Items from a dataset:
________________________________________
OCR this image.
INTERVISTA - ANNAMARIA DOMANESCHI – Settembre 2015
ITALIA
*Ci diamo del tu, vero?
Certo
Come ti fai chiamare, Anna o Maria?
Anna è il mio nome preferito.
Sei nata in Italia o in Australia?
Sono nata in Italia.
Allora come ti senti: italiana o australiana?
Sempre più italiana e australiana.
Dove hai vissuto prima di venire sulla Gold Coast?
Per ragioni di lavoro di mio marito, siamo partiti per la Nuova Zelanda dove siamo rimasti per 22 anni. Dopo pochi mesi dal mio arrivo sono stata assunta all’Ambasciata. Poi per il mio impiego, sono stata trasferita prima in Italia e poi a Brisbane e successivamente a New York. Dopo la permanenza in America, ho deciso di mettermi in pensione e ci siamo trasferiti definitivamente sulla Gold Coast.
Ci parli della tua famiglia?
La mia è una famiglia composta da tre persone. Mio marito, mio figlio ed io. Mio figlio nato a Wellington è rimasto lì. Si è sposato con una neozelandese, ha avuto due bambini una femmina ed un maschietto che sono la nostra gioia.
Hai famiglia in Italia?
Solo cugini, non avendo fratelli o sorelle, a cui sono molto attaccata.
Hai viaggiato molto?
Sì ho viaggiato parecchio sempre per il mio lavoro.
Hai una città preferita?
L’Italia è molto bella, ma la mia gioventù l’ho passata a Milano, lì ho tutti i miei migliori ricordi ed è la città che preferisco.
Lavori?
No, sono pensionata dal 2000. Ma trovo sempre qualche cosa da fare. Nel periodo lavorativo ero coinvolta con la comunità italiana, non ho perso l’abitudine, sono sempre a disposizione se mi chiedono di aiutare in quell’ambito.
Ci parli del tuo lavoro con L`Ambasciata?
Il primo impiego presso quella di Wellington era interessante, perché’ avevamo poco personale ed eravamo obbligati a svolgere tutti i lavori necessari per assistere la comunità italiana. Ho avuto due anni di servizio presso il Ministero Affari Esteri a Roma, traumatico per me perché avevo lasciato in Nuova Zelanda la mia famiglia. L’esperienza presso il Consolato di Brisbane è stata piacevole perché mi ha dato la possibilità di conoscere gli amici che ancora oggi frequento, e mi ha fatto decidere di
________________________________________
**OBJECTIVE**
Your answer should be a single number: the count of lines in these records that hold the string "Gold".

**OUTPUT OF THE TASK**
2